━━━━━ RECORDED INFORMATION

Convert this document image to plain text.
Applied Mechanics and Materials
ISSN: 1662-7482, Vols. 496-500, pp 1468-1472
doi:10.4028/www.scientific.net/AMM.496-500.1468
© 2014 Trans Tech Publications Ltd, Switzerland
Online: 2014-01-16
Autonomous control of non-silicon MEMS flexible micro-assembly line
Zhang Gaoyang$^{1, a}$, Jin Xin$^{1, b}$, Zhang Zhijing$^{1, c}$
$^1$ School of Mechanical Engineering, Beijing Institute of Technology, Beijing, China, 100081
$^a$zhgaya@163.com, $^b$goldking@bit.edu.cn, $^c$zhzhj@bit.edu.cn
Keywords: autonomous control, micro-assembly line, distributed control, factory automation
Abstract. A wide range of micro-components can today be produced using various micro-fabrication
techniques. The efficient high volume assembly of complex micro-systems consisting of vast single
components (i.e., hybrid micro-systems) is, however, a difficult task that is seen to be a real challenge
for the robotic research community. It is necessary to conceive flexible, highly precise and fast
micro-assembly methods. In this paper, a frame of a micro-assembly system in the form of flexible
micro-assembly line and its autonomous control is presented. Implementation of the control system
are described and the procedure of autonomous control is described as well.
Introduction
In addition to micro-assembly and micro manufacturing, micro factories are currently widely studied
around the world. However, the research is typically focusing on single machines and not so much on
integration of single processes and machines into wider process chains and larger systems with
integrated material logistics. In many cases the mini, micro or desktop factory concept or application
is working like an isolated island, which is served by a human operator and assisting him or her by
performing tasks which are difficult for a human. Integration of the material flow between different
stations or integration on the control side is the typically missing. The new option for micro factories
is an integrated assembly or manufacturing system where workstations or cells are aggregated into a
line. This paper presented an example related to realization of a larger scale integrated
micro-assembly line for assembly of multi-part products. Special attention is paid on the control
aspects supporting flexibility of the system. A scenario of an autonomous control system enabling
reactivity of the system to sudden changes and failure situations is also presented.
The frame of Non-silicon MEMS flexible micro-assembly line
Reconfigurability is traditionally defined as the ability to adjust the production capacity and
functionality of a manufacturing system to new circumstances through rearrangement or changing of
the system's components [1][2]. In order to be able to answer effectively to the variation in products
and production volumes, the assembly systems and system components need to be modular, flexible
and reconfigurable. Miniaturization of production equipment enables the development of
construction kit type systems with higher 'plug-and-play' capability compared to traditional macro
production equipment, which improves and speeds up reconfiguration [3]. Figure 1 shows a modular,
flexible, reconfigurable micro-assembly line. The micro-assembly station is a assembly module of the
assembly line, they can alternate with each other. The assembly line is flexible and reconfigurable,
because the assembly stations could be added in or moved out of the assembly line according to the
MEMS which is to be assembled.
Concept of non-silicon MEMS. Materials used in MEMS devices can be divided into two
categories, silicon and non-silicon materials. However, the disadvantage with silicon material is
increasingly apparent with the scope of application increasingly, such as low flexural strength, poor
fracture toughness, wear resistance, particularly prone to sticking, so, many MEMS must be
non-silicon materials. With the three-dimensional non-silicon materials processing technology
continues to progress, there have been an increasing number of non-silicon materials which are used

━━━━━━━━━━

ABOUT THIS TASK: Your reply should consist of the records, duplicated exactly.

ANSWER TO THIS EXERCISE:
Convert this document image to plain text.
Applied Mechanics and Materials
ISSN: 1662-7482, Vols. 496-500, pp 1468-1472
doi:10.4028/www.scientific.net/AMM.496-500.1468
© 2014 Trans Tech Publications Ltd, Switzerland
Online: 2014-01-16
Autonomous control of non-silicon MEMS flexible micro-assembly line
Zhang Gaoyang$^{1, a}$, Jin Xin$^{1, b}$, Zhang Zhijing$^{1, c}$
$^1$ School of Mechanical Engineering, Beijing Institute of Technology, Beijing, China, 100081
$^a$zhgaya@163.com, $^b$goldking@bit.edu.cn, $^c$zhzhj@bit.edu.cn
Keywords: autonomous control, micro-assembly line, distributed control, factory automation
Abstract. A wide range of micro-components can today be produced using various micro-fabrication
techniques. The efficient high volume assembly of complex micro-systems consisting of vast single
components (i.e., hybrid micro-systems) is, however, a difficult task that is seen to be a real challenge
for the robotic research community. It is necessary to conceive flexible, highly precise and fast
micro-assembly methods. In this paper, a frame of a micro-assembly system in the form of flexible
micro-assembly line and its autonomous control is presented. Implementation of the control system
are described and the procedure of autonomous control is described as well.
Introduction
In addition to micro-assembly and micro manufacturing, micro factories are currently widely studied
around the world. However, the research is typically focusing on single machines and not so much on
integration of single processes and machines into wider process chains and larger systems with
integrated material logistics. In many cases the mini, micro or desktop factory concept or application
is working like an isolated island, which is served by a human operator and assisting him or her by
performing tasks which are difficult for a human. Integration of the material flow between different
stations or integration on the control side is the typically missing. The new option for micro factories
is an integrated assembly or manufacturing system where workstations or cells are aggregated into a
line. This paper presented an example related to realization of a larger scale integrated
micro-assembly line for assembly of multi-part products. Special attention is paid on the control
aspects supporting flexibility of the system. A scenario of an autonomous control system enabling
reactivity of the system to sudden changes and failure situations is also presented.
The frame of Non-silicon MEMS flexible micro-assembly line
Reconfigurability is traditionally defined as the ability to adjust the production capacity and
functionality of a manufacturing system to new circumstances through rearrangement or changing of
the system's components [1][2]. In order to be able to answer effectively to the variation in products
and production volumes, the assembly systems and system components need to be modular, flexible
and reconfigurable. Miniaturization of production equipment enables the development of
construction kit type systems with higher 'plug-and-play' capability compared to traditional macro
production equipment, which improves and speeds up reconfiguration [3]. Figure 1 shows a modular,
flexible, reconfigurable micro-assembly line. The micro-assembly station is a assembly module of the
assembly line, they can alternate with each other. The assembly line is flexible and reconfigurable,
because the assembly stations could be added in or moved out of the assembly line according to the
MEMS which is to be assembled.
Concept of non-silicon MEMS. Materials used in MEMS devices can be divided into two
categories, silicon and non-silicon materials. However, the disadvantage with silicon material is
increasingly apparent with the scope of application increasingly, such as low flexural strength, poor
fracture toughness, wear resistance, particularly prone to sticking, so, many MEMS must be
non-silicon materials. With the three-dimensional non-silicon materials processing technology
continues to progress, there have been an increasing number of non-silicon materials which are used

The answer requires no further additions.